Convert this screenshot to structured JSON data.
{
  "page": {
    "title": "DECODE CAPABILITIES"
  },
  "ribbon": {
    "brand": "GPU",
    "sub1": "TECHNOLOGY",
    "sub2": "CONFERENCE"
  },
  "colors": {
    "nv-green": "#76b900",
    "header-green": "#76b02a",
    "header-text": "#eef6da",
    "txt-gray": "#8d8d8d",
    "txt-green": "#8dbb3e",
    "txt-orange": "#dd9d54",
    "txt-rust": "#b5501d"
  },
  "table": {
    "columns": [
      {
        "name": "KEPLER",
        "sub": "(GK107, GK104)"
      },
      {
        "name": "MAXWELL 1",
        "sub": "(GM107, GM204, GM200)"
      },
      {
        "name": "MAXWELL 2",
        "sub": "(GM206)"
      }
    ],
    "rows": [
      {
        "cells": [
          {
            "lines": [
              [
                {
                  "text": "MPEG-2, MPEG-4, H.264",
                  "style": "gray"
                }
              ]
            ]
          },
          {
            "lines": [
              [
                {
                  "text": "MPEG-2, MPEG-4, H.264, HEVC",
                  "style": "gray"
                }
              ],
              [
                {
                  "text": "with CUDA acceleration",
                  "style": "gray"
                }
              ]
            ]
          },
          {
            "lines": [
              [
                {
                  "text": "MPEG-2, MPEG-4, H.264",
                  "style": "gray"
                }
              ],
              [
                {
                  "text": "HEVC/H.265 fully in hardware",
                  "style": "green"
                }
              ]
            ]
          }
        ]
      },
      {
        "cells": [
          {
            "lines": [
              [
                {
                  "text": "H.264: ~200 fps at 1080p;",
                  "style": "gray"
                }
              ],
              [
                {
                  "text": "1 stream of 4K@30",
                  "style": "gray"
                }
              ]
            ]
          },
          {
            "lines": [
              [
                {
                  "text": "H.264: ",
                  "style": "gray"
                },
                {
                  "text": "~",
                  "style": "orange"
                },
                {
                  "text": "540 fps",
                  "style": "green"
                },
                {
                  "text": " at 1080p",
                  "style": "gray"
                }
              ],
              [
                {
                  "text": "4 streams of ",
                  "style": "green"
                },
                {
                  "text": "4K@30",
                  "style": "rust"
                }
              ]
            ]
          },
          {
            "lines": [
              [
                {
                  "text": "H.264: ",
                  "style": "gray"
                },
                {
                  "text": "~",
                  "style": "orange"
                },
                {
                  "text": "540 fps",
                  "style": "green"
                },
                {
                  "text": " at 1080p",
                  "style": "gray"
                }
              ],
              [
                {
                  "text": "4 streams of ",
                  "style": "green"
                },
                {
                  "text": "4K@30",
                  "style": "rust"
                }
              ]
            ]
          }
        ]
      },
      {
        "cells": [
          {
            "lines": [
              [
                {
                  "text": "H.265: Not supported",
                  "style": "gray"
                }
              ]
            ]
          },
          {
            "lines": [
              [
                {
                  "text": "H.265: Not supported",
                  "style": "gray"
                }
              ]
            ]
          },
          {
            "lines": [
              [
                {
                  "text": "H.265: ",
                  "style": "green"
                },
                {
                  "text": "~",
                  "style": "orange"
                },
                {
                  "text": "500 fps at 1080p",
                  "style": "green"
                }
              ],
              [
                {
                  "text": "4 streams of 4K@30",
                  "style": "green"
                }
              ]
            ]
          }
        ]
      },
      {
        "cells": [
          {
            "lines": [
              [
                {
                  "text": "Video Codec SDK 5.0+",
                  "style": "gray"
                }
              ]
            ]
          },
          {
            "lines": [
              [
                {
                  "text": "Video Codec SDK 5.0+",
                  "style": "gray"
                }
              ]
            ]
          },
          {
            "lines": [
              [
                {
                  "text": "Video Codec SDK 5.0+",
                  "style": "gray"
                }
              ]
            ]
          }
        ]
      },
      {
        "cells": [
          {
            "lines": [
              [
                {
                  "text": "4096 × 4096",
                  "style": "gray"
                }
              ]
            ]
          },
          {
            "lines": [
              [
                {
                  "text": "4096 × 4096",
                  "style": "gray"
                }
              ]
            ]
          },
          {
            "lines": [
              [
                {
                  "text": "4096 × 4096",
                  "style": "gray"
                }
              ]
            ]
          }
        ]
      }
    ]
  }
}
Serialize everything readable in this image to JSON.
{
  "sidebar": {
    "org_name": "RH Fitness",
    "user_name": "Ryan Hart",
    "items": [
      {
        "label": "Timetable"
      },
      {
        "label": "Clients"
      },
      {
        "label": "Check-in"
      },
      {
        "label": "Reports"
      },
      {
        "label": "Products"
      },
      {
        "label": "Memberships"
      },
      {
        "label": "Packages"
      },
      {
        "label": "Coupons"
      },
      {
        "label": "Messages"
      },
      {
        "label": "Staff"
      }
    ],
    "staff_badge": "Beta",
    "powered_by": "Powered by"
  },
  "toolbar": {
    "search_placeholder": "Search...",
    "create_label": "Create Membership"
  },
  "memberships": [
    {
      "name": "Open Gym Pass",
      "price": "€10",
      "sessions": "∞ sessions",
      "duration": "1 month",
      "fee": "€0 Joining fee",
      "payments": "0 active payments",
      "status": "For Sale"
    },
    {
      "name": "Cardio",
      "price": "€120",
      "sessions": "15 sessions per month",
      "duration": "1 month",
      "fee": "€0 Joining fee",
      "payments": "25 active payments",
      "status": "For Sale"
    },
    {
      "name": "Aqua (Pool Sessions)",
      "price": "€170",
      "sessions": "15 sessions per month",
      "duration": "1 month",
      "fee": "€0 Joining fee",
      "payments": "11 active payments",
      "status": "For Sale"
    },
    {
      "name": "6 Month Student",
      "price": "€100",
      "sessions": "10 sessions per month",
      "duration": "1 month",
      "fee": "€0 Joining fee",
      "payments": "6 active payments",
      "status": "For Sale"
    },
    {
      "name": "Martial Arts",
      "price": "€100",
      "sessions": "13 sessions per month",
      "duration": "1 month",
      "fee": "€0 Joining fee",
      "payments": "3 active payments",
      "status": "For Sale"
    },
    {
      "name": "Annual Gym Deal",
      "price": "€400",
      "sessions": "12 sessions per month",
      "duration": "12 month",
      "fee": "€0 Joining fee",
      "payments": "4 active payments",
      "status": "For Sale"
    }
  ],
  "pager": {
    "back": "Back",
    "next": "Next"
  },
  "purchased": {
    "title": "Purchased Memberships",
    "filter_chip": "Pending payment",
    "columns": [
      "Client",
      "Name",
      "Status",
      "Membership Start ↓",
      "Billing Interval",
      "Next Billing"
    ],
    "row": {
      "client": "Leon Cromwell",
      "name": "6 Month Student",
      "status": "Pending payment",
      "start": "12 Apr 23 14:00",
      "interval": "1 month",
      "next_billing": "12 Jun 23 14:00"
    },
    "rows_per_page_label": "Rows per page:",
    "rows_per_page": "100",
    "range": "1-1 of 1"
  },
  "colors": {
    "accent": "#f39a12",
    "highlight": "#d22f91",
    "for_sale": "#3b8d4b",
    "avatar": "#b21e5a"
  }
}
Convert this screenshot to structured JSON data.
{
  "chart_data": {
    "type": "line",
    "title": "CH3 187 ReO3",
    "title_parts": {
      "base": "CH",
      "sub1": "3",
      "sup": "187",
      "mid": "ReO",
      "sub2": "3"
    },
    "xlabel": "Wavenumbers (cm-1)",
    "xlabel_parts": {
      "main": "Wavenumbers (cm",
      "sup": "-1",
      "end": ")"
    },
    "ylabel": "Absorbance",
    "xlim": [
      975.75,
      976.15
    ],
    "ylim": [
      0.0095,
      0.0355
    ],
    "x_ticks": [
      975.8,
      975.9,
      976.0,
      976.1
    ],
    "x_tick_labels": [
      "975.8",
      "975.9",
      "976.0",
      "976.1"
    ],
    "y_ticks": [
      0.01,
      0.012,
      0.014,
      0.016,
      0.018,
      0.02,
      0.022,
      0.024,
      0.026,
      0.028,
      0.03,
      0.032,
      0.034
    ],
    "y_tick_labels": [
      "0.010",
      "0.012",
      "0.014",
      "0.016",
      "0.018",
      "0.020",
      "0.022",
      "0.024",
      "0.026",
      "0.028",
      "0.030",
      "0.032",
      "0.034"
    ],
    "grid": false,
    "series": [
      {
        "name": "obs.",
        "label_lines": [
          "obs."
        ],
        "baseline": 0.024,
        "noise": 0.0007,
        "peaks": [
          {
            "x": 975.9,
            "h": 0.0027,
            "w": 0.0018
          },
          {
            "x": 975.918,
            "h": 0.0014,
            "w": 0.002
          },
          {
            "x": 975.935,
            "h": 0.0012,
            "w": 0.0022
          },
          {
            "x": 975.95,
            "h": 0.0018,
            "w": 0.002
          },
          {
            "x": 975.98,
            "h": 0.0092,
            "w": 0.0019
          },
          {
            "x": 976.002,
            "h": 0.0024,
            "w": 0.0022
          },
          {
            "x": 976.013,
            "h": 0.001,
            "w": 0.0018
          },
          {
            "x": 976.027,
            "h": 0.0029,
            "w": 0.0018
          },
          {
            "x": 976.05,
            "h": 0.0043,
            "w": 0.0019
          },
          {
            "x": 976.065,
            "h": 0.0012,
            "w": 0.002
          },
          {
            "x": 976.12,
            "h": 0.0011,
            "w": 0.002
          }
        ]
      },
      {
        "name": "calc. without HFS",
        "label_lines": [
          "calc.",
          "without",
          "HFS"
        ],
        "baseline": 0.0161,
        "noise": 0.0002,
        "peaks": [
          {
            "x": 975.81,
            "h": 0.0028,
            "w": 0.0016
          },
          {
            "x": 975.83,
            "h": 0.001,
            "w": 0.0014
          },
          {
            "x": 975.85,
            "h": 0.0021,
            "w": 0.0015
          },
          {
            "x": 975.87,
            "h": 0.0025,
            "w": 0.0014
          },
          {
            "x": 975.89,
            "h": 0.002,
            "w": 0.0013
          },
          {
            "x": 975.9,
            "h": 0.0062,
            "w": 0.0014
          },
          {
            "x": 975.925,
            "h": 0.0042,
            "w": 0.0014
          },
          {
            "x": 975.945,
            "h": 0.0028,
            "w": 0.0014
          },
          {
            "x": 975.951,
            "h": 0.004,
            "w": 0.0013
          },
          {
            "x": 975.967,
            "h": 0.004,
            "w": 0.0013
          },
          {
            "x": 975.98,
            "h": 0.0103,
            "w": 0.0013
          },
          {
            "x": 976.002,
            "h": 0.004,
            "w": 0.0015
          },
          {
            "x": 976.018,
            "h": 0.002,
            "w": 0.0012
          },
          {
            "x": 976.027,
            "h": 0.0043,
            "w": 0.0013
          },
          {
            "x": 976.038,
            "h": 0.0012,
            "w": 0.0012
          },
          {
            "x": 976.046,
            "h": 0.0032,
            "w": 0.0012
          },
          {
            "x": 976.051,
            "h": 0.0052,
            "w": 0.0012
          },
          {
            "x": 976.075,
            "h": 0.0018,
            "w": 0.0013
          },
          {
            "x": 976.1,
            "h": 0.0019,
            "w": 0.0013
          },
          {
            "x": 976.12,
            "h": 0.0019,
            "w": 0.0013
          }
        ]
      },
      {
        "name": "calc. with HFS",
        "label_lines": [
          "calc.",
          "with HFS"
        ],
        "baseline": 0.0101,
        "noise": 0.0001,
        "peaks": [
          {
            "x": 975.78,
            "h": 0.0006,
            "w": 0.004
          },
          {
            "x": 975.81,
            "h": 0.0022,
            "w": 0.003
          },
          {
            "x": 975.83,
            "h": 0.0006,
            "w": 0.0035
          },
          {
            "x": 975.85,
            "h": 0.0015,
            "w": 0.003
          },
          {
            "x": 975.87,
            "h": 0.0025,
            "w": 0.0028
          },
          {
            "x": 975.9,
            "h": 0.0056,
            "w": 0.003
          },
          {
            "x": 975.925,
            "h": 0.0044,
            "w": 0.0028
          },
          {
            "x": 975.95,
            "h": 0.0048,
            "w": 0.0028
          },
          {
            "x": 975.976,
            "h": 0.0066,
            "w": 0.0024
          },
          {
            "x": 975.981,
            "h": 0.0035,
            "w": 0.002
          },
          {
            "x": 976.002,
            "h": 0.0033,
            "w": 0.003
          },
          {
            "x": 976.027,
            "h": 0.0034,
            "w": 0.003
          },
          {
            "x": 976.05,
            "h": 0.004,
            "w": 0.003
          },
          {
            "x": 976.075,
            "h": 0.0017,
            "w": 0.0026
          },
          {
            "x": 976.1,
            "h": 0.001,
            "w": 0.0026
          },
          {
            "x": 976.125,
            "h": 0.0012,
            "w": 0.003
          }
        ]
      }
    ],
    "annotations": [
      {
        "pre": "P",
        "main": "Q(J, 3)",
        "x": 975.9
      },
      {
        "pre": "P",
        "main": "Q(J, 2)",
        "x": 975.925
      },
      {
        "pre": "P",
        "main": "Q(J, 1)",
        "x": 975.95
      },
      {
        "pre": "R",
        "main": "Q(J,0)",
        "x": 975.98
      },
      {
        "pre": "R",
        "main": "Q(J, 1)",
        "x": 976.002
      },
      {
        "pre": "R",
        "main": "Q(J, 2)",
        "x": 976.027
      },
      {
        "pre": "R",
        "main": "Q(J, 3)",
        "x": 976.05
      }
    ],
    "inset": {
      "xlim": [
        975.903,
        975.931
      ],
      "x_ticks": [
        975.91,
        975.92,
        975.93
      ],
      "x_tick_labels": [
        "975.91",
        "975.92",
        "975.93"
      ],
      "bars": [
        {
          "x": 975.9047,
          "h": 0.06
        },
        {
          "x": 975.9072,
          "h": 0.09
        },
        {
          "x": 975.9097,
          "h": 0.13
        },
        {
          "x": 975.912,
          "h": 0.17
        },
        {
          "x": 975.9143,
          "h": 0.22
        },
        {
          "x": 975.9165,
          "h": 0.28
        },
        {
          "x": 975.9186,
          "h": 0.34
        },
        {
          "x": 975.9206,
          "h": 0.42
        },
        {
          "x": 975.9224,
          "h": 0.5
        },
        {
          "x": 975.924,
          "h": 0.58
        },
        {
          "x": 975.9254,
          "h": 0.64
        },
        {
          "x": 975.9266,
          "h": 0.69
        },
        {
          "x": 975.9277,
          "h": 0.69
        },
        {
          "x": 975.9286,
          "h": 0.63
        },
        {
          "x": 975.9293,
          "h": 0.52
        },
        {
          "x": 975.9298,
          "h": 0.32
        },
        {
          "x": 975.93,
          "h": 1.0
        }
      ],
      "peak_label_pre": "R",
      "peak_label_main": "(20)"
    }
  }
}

* _Exercise_:
Return each line among the entries that holds the word "Pending".

* _Full output_:
    "filter_chip": "Pending payment",
      "status": "Pending payment",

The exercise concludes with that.